*** Vorliegender Textauszug

2. Entgegen der Auffassung der Kläger waren die dem Kläger von Seiten seines brasilianischen Arbeitgebers zugeflossenen Gehaltszahlungen für seine Erwerbstätigkeit als Geschäftsreisender in den Streitjahren - jedenfalls soweit sie nicht durch sein Tätigwerden in den Ländern Brasilien, Österreich und Schweden veranlasst waren - nicht aufgrund des (mittlerweile zum Ende des Jahres 2005 außer Kraft getretenen, vgl. Bekanntmachung des BMF vom 6. Mai 2005, BGBl. II 2005, 599, BStBl I 2005, 799) Abkommens zwischen der Bundesrepublik Deutschland und der Föderativen Republik Brasilien zur Vermeidung der Doppelbesteuerung auf dem Gebiet der Steuern vom Einkommen und vom Vermögen (DBA-Brasilien) vom 27. Juni 1975 (BGBl. II 1975, 2246, BStBl I 1976, 47) in Deutschland steuerfrei.

a) Bei den Gehaltszahlungen der X. an den Kläger handelte es sich in sämtlichen Streitjahren um Vergütungen, die der Kläger aus unselbständiger Arbeit i. S. des Art. 15 Abs. 1 DBA-Brasilien bezogen hatte. Derartige Vergütungen waren auch im Streitjahr 1991 nicht bereits deswegen von der deutschen Einkommensteuer befreit, weil der brasilianische Arbeitgeber den Kläger in diesem Jahr noch als "Praktikant" geführt hätte.

******

### Aufgabe 1
Beantworten Sie anhand des Textauszugs zum DBA-Brasilien:
(a) Von welchem Datum ist das DBA-Brasilien?
(b) Zu welchem Zeitpunkt ist es außer Kraft getreten?
(c) Welche Vorschrift des DBA-Brasilien wird für die Vergütungen aus unselbständiger Arbeit angeführt?
### Aufgabe 2
Führen Sie sämtliche Fundstellen im Bundesgesetzblatt und im Bundessteuerblatt auf, die der Textauszug zum DBA-Brasilien angibt.
### Aufgabe 3
Führen Sie den Textauszug zum DBA-Brasilien im Anschluss an seinen letzten Satz weiter.

*** Vorliegende Datensätze

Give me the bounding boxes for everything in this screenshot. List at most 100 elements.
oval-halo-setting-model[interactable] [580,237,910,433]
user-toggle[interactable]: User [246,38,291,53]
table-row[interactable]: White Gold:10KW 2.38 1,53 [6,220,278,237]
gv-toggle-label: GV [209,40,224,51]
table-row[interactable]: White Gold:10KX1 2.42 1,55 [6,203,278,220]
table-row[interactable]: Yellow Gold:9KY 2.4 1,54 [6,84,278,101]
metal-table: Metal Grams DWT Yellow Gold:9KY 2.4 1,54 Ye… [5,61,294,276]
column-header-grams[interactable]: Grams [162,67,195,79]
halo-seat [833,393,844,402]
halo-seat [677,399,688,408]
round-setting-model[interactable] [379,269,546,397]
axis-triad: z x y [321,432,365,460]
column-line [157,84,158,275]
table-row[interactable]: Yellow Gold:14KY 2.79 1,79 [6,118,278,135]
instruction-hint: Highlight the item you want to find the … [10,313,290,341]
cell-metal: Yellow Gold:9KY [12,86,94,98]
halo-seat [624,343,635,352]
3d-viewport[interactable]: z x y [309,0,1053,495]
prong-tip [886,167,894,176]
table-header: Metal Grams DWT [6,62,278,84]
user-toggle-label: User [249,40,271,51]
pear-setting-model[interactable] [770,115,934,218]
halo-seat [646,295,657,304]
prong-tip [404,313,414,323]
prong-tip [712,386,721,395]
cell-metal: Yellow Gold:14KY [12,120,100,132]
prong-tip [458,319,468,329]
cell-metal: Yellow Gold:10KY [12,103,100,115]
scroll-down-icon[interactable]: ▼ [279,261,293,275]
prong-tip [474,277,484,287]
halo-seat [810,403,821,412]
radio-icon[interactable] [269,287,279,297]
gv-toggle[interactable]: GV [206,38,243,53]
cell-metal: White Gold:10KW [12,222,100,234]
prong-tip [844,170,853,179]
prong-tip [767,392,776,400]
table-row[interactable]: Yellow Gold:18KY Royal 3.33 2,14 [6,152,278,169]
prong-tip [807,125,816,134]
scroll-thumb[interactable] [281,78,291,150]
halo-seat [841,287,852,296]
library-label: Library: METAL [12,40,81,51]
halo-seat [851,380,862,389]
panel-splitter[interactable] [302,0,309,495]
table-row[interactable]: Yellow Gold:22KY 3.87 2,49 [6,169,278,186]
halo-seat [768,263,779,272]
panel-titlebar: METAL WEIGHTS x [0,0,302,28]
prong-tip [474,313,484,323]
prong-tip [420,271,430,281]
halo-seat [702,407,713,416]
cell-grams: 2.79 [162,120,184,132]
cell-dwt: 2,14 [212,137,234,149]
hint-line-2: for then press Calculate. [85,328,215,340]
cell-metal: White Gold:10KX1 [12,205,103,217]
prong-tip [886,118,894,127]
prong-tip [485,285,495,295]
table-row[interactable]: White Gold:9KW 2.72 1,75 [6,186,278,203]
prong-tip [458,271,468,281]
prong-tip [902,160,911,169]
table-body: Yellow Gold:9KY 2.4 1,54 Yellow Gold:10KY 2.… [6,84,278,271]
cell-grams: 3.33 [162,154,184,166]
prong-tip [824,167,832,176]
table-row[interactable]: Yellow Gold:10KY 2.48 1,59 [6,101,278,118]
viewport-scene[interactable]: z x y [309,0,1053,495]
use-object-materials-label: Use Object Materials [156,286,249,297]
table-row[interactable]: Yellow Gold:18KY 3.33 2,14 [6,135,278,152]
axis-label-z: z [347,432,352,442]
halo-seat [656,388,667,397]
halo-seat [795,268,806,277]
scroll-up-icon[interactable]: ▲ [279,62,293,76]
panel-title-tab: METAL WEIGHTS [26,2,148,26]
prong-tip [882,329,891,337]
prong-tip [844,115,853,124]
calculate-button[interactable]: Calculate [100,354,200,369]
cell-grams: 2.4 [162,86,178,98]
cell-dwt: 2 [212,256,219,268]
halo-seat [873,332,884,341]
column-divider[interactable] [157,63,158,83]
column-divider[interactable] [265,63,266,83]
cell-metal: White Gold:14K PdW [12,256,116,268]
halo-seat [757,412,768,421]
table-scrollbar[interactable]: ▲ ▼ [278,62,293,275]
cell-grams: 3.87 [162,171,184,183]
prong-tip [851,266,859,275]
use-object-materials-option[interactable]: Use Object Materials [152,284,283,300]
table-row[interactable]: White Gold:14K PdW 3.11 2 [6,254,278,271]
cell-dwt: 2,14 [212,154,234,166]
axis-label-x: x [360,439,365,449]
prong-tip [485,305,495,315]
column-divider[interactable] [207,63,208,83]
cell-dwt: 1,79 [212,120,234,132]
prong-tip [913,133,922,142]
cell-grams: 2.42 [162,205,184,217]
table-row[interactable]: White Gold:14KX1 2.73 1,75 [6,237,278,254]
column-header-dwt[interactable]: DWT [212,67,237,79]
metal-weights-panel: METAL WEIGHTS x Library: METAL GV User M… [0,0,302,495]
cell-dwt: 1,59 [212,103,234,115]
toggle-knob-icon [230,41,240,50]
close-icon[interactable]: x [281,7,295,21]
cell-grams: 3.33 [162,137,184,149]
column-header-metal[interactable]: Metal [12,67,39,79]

******

### Richtige Antwort 1
(a) Vom 27. Juni 1975.
(b) Zum Ende des Jahres 2005.
(c) Art. 15 Abs. 1 DBA-Brasilien.

### Richtige Antwort 2
- BGBl. II 2005, 599
- BStBl I 2005, 799
- BGBl. II 1975, 2246
- BStBl I 1976, 47

### Richtige Antwort 3
aa) Für die in Art. 21 Abs. 2 DBA-Brasilien - als Ausnahme zu Art. 15 Abs. 1 DBA-Brasilien - enthaltene Freistellung gilt dies schon deswegen, weil die Vergütungen des Klägers - ungeachtet dessen, ob er sich in Deutschland tatsächlich lediglich zur Ausbildung aufgehalten hatte - den dort geregelten Höchstbetrag von 7.200 DM überstiegen haben. Zudem war der Kläger zu Beginn des Jahres 1991 bereits länger als drei aufeinanderfolgende Steuerjahre in Deutschland beruflich tätig gewesen.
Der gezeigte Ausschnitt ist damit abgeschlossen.